DATA EXCERPTS:
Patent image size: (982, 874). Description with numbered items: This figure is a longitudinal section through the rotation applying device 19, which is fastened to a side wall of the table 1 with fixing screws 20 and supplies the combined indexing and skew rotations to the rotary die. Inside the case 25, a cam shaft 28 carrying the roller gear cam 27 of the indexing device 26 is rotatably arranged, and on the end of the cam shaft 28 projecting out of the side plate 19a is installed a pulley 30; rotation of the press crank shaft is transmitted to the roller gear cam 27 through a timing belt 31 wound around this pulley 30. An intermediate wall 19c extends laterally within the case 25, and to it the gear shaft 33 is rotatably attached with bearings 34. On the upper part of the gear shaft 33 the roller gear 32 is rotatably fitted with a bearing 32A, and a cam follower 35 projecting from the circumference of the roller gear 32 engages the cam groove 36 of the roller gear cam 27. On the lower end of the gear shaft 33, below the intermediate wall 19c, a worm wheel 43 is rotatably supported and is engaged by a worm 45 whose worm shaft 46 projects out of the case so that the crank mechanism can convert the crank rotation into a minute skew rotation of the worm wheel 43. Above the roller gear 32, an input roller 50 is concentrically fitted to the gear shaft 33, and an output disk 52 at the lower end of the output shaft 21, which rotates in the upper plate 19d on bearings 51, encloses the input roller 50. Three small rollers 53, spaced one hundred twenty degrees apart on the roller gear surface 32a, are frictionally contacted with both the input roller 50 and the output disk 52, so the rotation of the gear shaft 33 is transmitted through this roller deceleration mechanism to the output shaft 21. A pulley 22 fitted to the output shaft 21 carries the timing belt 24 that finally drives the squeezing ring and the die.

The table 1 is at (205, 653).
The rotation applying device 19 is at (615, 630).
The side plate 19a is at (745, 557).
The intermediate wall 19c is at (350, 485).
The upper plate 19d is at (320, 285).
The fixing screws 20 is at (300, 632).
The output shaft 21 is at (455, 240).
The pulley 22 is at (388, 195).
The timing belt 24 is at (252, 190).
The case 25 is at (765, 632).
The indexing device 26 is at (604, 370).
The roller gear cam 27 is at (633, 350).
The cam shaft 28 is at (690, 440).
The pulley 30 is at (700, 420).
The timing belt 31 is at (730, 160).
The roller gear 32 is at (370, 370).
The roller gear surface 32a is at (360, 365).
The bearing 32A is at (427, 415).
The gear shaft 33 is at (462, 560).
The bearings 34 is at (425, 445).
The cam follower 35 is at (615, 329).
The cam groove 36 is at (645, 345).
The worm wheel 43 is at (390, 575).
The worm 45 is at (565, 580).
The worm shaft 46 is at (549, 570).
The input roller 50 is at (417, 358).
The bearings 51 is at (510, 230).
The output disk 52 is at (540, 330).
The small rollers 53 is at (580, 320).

TO DO:
Copy out every line of the records above that contains the word "rollers".

EXERCISE SOLUTION:
Patent image size: (982, 874). Description with numbered items: This figure is a longitudinal section through the rotation applying device 19, which is fastened to a side wall of the table 1 with fixing screws 20 and supplies the combined indexing and skew rotations to the rotary die. Inside the case 25, a cam shaft 28 carrying the roller gear cam 27 of the indexing device 26 is rotatably arranged, and on the end of the cam shaft 28 projecting out of the side plate 19a is installed a pulley 30; rotation of the press crank shaft is transmitted to the roller gear cam 27 through a timing belt 31 wound around this pulley 30. An intermediate wall 19c extends laterally within the case 25, and to it the gear shaft 33 is rotatably attached with bearings 34. On the upper part of the gear shaft 33 the roller gear 32 is rotatably fitted with a bearing 32A, and a cam follower 35 projecting from the circumference of the roller gear 32 engages the cam groove 36 of the roller gear cam 27. On the lower end of the gear shaft 33, below the intermediate wall 19c, a worm wheel 43 is rotatably supported and is engaged by a worm 45 whose worm shaft 46 projects out of the case so that the crank mechanism can convert the crank rotation into a minute skew rotation of the worm wheel 43. Above the roller gear 32, an input roller 50 is concentrically fitted to the gear shaft 33, and an output disk 52 at the lower end of the output shaft 21, which rotates in the upper plate 19d on bearings 51, encloses the input roller 50. Three small rollers 53, spaced one hundred twenty degrees apart on the roller gear surface 32a, are frictionally contacted with both the input roller 50 and the output disk 52, so the rotation of the gear shaft 33 is transmitted through this roller deceleration mechanism to the output shaft 21. A pulley 22 fitted to the output shaft 21 carries the timing belt 24 that finally drives the squeezing ring and the die.
The small rollers 53 is at (580, 320).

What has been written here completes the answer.